Reproduce the records below in full and exactly, without their images.

— Start Materials provided —

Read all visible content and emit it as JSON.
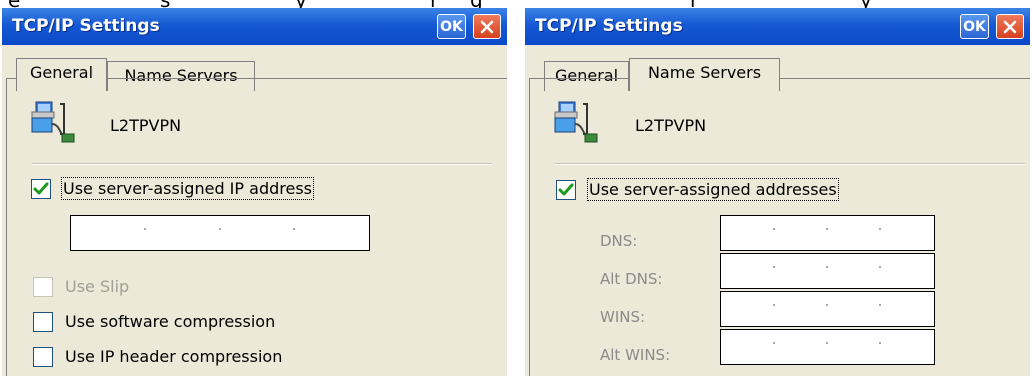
{
  "top_fragments": [
    "e",
    "s",
    "y",
    "i",
    "g",
    "r",
    "y"
  ],
  "dialogs": [
    {
      "title": "TCP/IP Settings",
      "ok_label": "OK",
      "tabs": [
        "General",
        "Name Servers"
      ],
      "active_tab": "General",
      "connection_name": "L2TPVPN",
      "use_server_ip": {
        "label": "Use server-assigned IP address",
        "checked": true
      },
      "use_slip": {
        "label": "Use Slip",
        "checked": false,
        "enabled": false
      },
      "software_compression": {
        "label": "Use software compression",
        "checked": false
      },
      "ip_header_compression": {
        "label": "Use IP header compression",
        "checked": false
      }
    },
    {
      "title": "TCP/IP Settings",
      "ok_label": "OK",
      "tabs": [
        "General",
        "Name Servers"
      ],
      "active_tab": "Name Servers",
      "connection_name": "L2TPVPN",
      "use_server_addresses": {
        "label": "Use server-assigned addresses",
        "checked": true
      },
      "dns_fields": [
        {
          "label": "DNS:"
        },
        {
          "label": "Alt DNS:"
        },
        {
          "label": "WINS:"
        },
        {
          "label": "Alt WINS:"
        }
      ]
    }
  ],
  "colors": {
    "titlebar": "#0a49c8",
    "dialog_bg": "#ece9d8",
    "check_green": "#1a9a1a",
    "close_red": "#d5401c"
  }
}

— End Materials provided —

### Response to this task
Read all visible content and emit it as JSON.
{
  "top_fragments": [
    "e",
    "s",
    "y",
    "i",
    "g",
    "r",
    "y"
  ],
  "dialogs": [
    {
      "title": "TCP/IP Settings",
      "ok_label": "OK",
      "tabs": [
        "General",
        "Name Servers"
      ],
      "active_tab": "General",
      "connection_name": "L2TPVPN",
      "use_server_ip": {
        "label": "Use server-assigned IP address",
        "checked": true
      },
      "use_slip": {
        "label": "Use Slip",
        "checked": false,
        "enabled": false
      },
      "software_compression": {
        "label": "Use software compression",
        "checked": false
      },
      "ip_header_compression": {
        "label": "Use IP header compression",
        "checked": false
      }
    },
    {
      "title": "TCP/IP Settings",
      "ok_label": "OK",
      "tabs": [
        "General",
        "Name Servers"
      ],
      "active_tab": "Name Servers",
      "connection_name": "L2TPVPN",
      "use_server_addresses": {
        "label": "Use server-assigned addresses",
        "checked": true
      },
      "dns_fields": [
        {
          "label": "DNS:"
        },
        {
          "label": "Alt DNS:"
        },
        {
          "label": "WINS:"
        },
        {
          "label": "Alt WINS:"
        }
      ]
    }
  ],
  "colors": {
    "titlebar": "#0a49c8",
    "dialog_bg": "#ece9d8",
    "check_green": "#1a9a1a",
    "close_red": "#d5401c"
  }
}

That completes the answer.